**AIM OF THE TASK:**
Identify and reproduce every line holding the string "ylabel".

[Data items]

____________

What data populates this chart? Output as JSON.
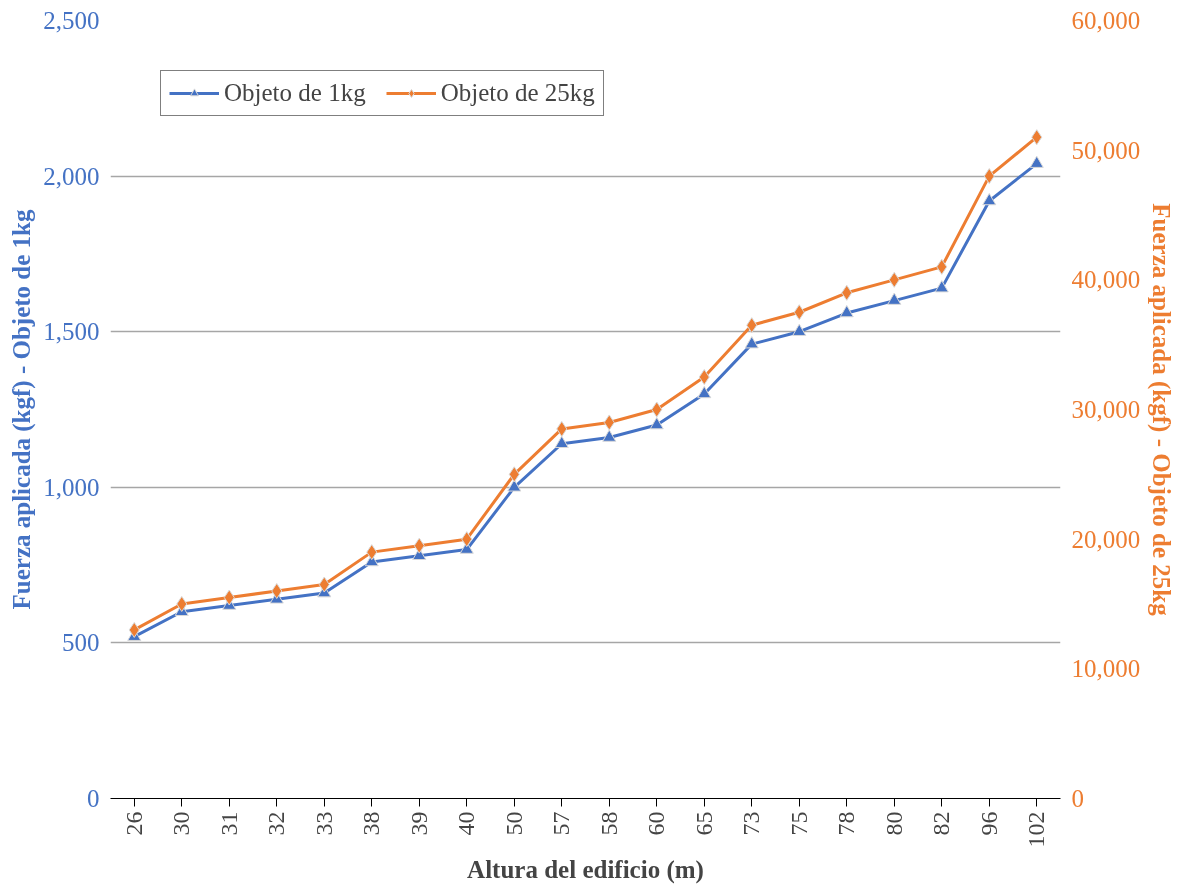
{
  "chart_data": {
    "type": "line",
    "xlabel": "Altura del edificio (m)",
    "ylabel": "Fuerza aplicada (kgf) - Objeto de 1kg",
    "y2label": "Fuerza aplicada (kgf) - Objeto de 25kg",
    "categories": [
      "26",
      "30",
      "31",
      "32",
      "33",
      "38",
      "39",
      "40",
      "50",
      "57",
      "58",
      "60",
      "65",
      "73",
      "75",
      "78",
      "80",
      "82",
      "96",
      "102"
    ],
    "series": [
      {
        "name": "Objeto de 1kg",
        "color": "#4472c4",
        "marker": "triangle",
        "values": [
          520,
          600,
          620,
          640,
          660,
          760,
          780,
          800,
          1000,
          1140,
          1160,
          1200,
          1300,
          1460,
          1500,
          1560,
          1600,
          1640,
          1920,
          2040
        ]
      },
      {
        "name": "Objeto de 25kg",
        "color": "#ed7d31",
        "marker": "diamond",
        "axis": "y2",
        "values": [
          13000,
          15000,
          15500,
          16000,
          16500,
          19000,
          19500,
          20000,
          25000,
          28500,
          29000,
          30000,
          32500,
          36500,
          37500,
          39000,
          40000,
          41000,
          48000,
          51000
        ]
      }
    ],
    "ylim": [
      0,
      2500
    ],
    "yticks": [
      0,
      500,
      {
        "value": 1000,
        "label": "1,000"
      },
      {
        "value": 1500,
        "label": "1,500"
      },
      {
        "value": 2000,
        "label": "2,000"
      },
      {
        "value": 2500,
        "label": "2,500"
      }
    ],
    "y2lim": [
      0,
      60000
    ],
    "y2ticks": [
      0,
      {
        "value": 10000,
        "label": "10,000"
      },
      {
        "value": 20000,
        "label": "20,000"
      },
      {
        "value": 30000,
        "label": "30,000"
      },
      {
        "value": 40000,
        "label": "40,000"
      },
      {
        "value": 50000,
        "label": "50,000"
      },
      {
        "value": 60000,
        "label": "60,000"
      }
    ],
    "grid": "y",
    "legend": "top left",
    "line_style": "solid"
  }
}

____________

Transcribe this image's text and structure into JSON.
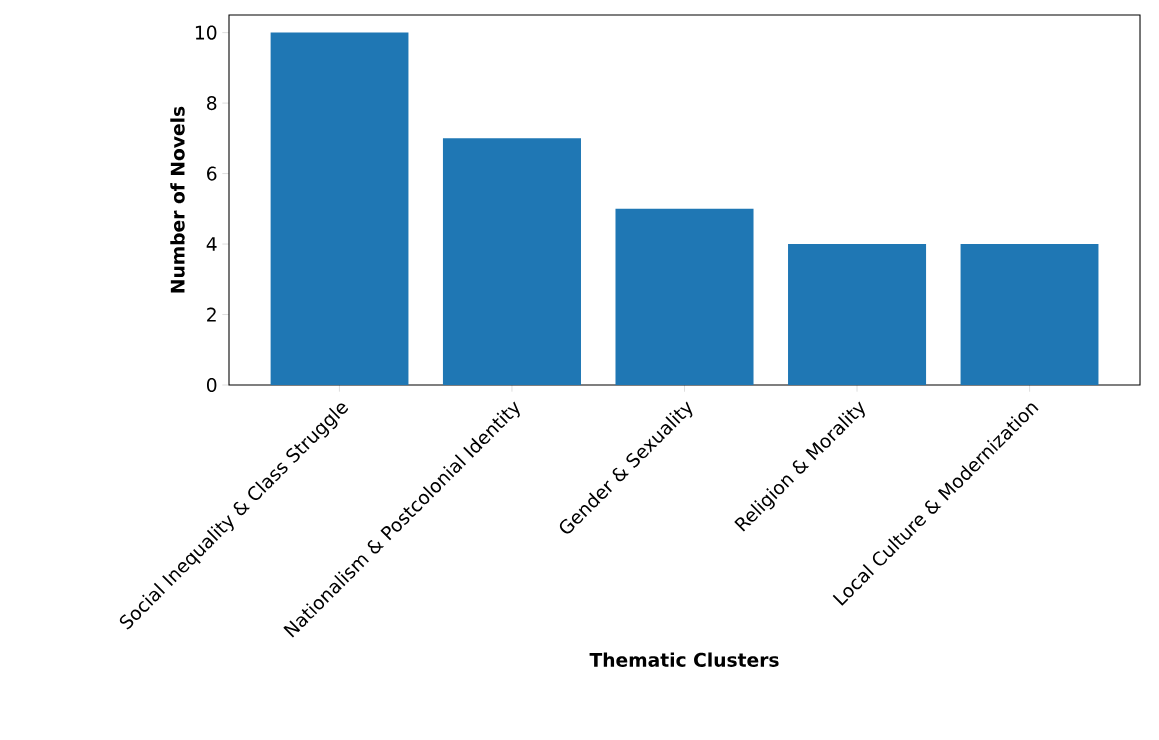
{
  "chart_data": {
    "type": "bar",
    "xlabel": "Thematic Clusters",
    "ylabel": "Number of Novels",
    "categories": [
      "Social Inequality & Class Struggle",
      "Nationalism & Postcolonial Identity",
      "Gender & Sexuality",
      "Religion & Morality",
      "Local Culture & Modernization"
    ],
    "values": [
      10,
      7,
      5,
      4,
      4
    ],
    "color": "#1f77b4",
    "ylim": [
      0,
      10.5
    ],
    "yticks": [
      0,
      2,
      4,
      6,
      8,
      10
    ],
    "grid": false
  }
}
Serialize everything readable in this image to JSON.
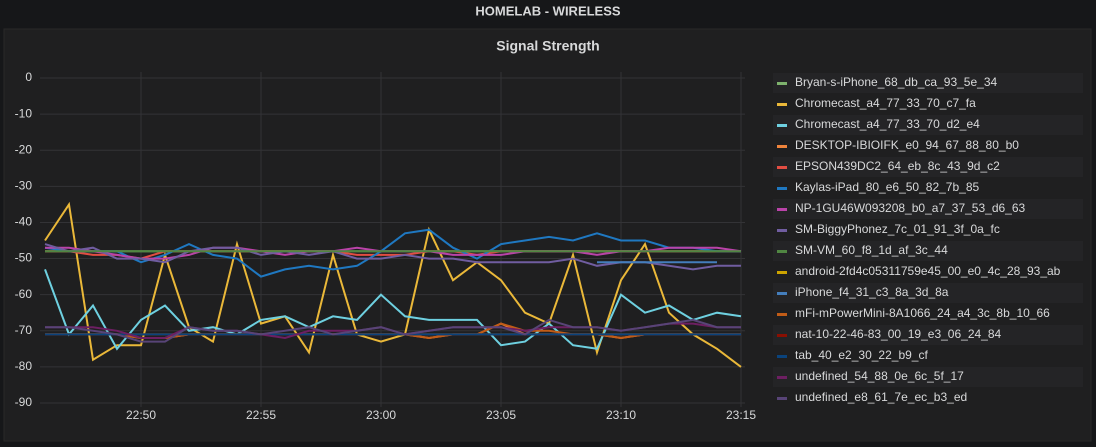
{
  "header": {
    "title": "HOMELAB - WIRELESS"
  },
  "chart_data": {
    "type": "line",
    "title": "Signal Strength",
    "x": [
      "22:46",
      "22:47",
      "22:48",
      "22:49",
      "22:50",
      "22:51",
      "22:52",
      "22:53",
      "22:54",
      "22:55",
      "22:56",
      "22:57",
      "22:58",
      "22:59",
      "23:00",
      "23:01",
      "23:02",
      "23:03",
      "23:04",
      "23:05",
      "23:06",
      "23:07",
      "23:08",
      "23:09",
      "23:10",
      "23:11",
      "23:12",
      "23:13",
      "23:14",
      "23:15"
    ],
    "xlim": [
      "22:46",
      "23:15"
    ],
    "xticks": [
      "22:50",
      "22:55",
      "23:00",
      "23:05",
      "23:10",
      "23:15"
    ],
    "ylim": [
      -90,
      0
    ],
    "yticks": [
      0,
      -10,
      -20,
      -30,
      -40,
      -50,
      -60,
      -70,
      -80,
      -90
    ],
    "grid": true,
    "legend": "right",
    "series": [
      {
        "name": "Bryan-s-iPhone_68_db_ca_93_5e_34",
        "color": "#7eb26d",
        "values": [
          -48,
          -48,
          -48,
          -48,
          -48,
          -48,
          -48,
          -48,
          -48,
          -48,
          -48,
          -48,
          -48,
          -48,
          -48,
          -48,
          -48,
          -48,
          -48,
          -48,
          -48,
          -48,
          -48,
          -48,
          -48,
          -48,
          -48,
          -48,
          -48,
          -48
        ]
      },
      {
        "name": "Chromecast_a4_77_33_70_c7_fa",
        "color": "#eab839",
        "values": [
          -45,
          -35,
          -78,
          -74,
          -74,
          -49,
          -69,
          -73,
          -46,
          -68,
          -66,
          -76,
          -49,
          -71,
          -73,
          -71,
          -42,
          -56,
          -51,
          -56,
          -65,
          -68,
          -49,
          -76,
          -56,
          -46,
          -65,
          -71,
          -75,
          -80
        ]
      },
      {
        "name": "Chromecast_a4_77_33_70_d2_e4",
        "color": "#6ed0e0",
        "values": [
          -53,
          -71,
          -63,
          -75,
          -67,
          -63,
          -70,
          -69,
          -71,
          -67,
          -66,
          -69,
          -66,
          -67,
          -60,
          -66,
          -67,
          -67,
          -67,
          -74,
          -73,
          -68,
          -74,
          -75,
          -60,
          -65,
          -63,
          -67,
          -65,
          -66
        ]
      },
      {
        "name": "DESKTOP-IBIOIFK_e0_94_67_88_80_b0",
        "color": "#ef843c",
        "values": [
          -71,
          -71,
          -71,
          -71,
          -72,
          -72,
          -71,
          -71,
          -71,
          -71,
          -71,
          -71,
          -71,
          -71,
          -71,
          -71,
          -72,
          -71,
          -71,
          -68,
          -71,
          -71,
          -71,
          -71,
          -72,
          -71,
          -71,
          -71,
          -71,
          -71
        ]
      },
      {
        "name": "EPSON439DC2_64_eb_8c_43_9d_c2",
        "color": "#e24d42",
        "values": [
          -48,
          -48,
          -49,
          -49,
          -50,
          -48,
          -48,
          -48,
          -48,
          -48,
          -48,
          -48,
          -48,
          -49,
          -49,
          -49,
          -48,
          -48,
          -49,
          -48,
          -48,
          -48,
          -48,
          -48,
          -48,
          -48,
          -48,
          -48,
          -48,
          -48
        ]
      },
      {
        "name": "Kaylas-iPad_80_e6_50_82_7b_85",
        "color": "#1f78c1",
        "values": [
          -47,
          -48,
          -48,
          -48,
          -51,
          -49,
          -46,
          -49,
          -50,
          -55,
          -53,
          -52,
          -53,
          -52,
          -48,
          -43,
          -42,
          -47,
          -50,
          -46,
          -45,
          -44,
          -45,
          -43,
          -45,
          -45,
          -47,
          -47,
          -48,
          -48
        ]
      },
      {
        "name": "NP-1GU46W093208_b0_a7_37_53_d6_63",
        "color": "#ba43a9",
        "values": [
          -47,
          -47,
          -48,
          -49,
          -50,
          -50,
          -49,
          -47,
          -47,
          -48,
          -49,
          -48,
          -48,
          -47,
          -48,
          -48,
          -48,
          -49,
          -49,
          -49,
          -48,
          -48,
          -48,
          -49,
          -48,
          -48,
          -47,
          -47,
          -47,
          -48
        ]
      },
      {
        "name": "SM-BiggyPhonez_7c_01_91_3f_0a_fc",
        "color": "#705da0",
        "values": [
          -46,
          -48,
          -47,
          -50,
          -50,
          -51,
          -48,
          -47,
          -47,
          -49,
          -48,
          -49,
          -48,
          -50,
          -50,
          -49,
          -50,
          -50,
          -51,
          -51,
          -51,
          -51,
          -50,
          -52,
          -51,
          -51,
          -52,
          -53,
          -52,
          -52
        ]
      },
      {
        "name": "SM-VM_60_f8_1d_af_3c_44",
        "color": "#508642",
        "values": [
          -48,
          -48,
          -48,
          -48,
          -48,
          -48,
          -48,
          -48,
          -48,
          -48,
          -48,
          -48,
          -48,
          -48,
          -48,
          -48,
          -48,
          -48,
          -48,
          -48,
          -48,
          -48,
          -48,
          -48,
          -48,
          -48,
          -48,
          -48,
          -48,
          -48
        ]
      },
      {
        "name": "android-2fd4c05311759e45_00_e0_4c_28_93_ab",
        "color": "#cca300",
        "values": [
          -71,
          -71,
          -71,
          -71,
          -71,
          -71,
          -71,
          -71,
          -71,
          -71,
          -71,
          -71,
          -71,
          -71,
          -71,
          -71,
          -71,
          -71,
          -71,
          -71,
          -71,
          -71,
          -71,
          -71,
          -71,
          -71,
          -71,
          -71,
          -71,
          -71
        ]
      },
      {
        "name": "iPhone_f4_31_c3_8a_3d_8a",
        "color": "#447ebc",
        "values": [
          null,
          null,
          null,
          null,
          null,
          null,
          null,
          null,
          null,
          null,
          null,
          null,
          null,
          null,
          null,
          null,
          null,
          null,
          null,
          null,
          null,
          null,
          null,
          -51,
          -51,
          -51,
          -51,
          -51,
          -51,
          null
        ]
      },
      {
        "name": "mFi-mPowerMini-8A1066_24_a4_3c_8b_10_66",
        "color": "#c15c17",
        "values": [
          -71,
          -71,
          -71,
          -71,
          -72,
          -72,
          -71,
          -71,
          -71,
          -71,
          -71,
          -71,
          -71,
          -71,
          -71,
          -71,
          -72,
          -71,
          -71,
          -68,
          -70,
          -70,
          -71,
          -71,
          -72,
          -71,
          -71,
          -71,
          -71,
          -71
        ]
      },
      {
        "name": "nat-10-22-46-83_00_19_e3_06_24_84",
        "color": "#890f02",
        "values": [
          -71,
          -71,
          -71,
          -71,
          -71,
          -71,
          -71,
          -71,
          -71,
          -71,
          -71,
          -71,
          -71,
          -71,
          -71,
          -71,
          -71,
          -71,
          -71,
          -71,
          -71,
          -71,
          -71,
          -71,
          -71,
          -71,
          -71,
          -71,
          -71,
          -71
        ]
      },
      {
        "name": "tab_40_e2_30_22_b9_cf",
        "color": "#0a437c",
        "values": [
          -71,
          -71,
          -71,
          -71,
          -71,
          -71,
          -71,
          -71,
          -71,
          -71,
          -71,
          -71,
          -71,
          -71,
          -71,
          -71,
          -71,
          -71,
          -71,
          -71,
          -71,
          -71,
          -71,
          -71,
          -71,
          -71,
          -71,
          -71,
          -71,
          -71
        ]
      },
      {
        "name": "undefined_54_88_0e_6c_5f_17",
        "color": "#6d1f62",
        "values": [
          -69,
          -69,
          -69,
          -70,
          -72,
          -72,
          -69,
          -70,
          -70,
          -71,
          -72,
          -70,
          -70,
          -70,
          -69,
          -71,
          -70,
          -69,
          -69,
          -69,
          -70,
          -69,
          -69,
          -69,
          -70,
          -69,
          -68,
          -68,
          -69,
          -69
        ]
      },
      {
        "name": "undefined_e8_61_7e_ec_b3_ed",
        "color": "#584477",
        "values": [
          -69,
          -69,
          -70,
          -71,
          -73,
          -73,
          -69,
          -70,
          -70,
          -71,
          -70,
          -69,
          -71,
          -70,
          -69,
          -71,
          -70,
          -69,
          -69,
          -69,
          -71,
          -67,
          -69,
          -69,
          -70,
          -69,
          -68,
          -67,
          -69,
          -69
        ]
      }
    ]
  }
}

____________

**RESULT OF THE TASK:**
    "ylabel": "Fuerza aplicada (kgf) - Objeto de 1kg",
    "ylabel": "Number of Novels",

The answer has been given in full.